[Excerpts from a figure dataset]

┄┄┄┄┄┄┄┄┄┄┄┄┄┄┄┄┄┄┄┄

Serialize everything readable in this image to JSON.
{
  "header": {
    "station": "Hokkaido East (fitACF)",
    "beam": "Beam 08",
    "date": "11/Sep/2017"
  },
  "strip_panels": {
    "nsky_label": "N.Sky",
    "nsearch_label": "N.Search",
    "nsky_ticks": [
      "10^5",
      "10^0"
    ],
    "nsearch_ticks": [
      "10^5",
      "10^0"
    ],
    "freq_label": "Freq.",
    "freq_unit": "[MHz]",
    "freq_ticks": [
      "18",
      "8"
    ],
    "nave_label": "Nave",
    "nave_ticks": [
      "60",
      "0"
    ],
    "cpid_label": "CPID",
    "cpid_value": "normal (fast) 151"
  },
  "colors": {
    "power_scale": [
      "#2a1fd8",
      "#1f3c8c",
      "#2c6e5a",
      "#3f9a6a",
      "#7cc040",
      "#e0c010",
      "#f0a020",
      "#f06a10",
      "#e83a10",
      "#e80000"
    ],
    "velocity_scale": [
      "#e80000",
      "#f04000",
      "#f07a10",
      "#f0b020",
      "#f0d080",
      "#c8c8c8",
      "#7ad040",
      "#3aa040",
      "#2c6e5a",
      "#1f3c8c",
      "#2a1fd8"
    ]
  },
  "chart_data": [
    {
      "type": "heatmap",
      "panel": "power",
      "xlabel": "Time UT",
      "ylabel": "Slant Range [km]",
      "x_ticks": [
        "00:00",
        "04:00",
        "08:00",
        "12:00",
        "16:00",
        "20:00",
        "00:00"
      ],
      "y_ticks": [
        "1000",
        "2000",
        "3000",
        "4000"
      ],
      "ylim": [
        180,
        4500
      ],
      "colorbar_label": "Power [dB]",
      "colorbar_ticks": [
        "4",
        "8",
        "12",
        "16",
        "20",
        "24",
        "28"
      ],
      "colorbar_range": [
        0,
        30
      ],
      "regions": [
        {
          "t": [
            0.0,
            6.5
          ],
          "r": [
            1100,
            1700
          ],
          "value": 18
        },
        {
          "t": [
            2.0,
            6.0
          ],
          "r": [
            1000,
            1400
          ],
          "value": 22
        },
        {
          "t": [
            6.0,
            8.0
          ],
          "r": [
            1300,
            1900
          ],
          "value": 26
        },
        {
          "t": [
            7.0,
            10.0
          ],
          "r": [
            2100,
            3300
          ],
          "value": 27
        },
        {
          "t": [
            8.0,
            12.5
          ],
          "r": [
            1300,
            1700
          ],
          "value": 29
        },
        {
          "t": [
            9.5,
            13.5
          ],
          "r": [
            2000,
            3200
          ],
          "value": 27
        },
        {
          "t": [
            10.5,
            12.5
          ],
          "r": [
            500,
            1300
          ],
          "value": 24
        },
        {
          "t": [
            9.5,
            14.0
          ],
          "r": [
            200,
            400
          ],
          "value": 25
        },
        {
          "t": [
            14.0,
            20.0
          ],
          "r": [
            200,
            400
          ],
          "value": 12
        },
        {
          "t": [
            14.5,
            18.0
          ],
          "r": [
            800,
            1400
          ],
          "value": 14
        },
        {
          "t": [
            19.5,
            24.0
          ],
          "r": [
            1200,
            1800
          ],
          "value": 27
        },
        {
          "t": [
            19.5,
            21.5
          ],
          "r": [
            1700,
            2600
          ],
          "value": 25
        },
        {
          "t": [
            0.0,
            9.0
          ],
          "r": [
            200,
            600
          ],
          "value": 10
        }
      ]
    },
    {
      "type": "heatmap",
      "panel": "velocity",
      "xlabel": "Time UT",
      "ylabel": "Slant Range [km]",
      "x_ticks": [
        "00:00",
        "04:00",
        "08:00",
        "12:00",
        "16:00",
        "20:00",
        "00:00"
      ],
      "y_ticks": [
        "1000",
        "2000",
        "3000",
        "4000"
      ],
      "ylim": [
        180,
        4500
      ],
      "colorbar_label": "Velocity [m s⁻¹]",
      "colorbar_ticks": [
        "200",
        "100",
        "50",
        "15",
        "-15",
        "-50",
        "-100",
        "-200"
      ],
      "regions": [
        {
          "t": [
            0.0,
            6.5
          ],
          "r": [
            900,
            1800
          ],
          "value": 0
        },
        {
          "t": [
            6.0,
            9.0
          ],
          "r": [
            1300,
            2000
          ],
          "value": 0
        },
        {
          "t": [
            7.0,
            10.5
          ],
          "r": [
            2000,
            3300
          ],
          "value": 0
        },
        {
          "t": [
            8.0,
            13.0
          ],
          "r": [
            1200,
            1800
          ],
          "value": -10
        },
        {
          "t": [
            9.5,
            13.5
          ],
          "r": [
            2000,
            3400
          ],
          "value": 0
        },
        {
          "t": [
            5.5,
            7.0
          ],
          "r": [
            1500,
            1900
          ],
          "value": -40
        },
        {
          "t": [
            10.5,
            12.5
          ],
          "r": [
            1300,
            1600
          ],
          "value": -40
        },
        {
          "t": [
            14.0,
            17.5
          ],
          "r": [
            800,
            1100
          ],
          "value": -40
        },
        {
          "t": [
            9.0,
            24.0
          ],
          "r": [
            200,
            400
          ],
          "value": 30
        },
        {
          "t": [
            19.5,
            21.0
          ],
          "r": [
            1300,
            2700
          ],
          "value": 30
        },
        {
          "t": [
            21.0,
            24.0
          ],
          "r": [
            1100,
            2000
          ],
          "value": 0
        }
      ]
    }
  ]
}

┄┄┄┄┄┄┄┄┄┄┄┄┄┄┄┄┄┄┄┄

■ Your instructions:
Output all of the material, please, exactly as it stands.

■ Output of the exercise:
Serialize everything readable in this image to JSON.
{
  "header": {
    "station": "Hokkaido East (fitACF)",
    "beam": "Beam 08",
    "date": "11/Sep/2017"
  },
  "strip_panels": {
    "nsky_label": "N.Sky",
    "nsearch_label": "N.Search",
    "nsky_ticks": [
      "10^5",
      "10^0"
    ],
    "nsearch_ticks": [
      "10^5",
      "10^0"
    ],
    "freq_label": "Freq.",
    "freq_unit": "[MHz]",
    "freq_ticks": [
      "18",
      "8"
    ],
    "nave_label": "Nave",
    "nave_ticks": [
      "60",
      "0"
    ],
    "cpid_label": "CPID",
    "cpid_value": "normal (fast) 151"
  },
  "colors": {
    "power_scale": [
      "#2a1fd8",
      "#1f3c8c",
      "#2c6e5a",
      "#3f9a6a",
      "#7cc040",
      "#e0c010",
      "#f0a020",
      "#f06a10",
      "#e83a10",
      "#e80000"
    ],
    "velocity_scale": [
      "#e80000",
      "#f04000",
      "#f07a10",
      "#f0b020",
      "#f0d080",
      "#c8c8c8",
      "#7ad040",
      "#3aa040",
      "#2c6e5a",
      "#1f3c8c",
      "#2a1fd8"
    ]
  },
  "chart_data": [
    {
      "type": "heatmap",
      "panel": "power",
      "xlabel": "Time UT",
      "ylabel": "Slant Range [km]",
      "x_ticks": [
        "00:00",
        "04:00",
        "08:00",
        "12:00",
        "16:00",
        "20:00",
        "00:00"
      ],
      "y_ticks": [
        "1000",
        "2000",
        "3000",
        "4000"
      ],
      "ylim": [
        180,
        4500
      ],
      "colorbar_label": "Power [dB]",
      "colorbar_ticks": [
        "4",
        "8",
        "12",
        "16",
        "20",
        "24",
        "28"
      ],
      "colorbar_range": [
        0,
        30
      ],
      "regions": [
        {
          "t": [
            0.0,
            6.5
          ],
          "r": [
            1100,
            1700
          ],
          "value": 18
        },
        {
          "t": [
            2.0,
            6.0
          ],
          "r": [
            1000,
            1400
          ],
          "value": 22
        },
        {
          "t": [
            6.0,
            8.0
          ],
          "r": [
            1300,
            1900
          ],
          "value": 26
        },
        {
          "t": [
            7.0,
            10.0
          ],
          "r": [
            2100,
            3300
          ],
          "value": 27
        },
        {
          "t": [
            8.0,
            12.5
          ],
          "r": [
            1300,
            1700
          ],
          "value": 29
        },
        {
          "t": [
            9.5,
            13.5
          ],
          "r": [
            2000,
            3200
          ],
          "value": 27
        },
        {
          "t": [
            10.5,
            12.5
          ],
          "r": [
            500,
            1300
          ],
          "value": 24
        },
        {
          "t": [
            9.5,
            14.0
          ],
          "r": [
            200,
            400
          ],
          "value": 25
        },
        {
          "t": [
            14.0,
            20.0
          ],
          "r": [
            200,
            400
          ],
          "value": 12
        },
        {
          "t": [
            14.5,
            18.0
          ],
          "r": [
            800,
            1400
          ],
          "value": 14
        },
        {
          "t": [
            19.5,
            24.0
          ],
          "r": [
            1200,
            1800
          ],
          "value": 27
        },
        {
          "t": [
            19.5,
            21.5
          ],
          "r": [
            1700,
            2600
          ],
          "value": 25
        },
        {
          "t": [
            0.0,
            9.0
          ],
          "r": [
            200,
            600
          ],
          "value": 10
        }
      ]
    },
    {
      "type": "heatmap",
      "panel": "velocity",
      "xlabel": "Time UT",
      "ylabel": "Slant Range [km]",
      "x_ticks": [
        "00:00",
        "04:00",
        "08:00",
        "12:00",
        "16:00",
        "20:00",
        "00:00"
      ],
      "y_ticks": [
        "1000",
        "2000",
        "3000",
        "4000"
      ],
      "ylim": [
        180,
        4500
      ],
      "colorbar_label": "Velocity [m s⁻¹]",
      "colorbar_ticks": [
        "200",
        "100",
        "50",
        "15",
        "-15",
        "-50",
        "-100",
        "-200"
      ],
      "regions": [
        {
          "t": [
            0.0,
            6.5
          ],
          "r": [
            900,
            1800
          ],
          "value": 0
        },
        {
          "t": [
            6.0,
            9.0
          ],
          "r": [
            1300,
            2000
          ],
          "value": 0
        },
        {
          "t": [
            7.0,
            10.5
          ],
          "r": [
            2000,
            3300
          ],
          "value": 0
        },
        {
          "t": [
            8.0,
            13.0
          ],
          "r": [
            1200,
            1800
          ],
          "value": -10
        },
        {
          "t": [
            9.5,
            13.5
          ],
          "r": [
            2000,
            3400
          ],
          "value": 0
        },
        {
          "t": [
            5.5,
            7.0
          ],
          "r": [
            1500,
            1900
          ],
          "value": -40
        },
        {
          "t": [
            10.5,
            12.5
          ],
          "r": [
            1300,
            1600
          ],
          "value": -40
        },
        {
          "t": [
            14.0,
            17.5
          ],
          "r": [
            800,
            1100
          ],
          "value": -40
        },
        {
          "t": [
            9.0,
            24.0
          ],
          "r": [
            200,
            400
          ],
          "value": 30
        },
        {
          "t": [
            19.5,
            21.0
          ],
          "r": [
            1300,
            2700
          ],
          "value": 30
        },
        {
          "t": [
            21.0,
            24.0
          ],
          "r": [
            1100,
            2000
          ],
          "value": 0
        }
      ]
    }
  ]
}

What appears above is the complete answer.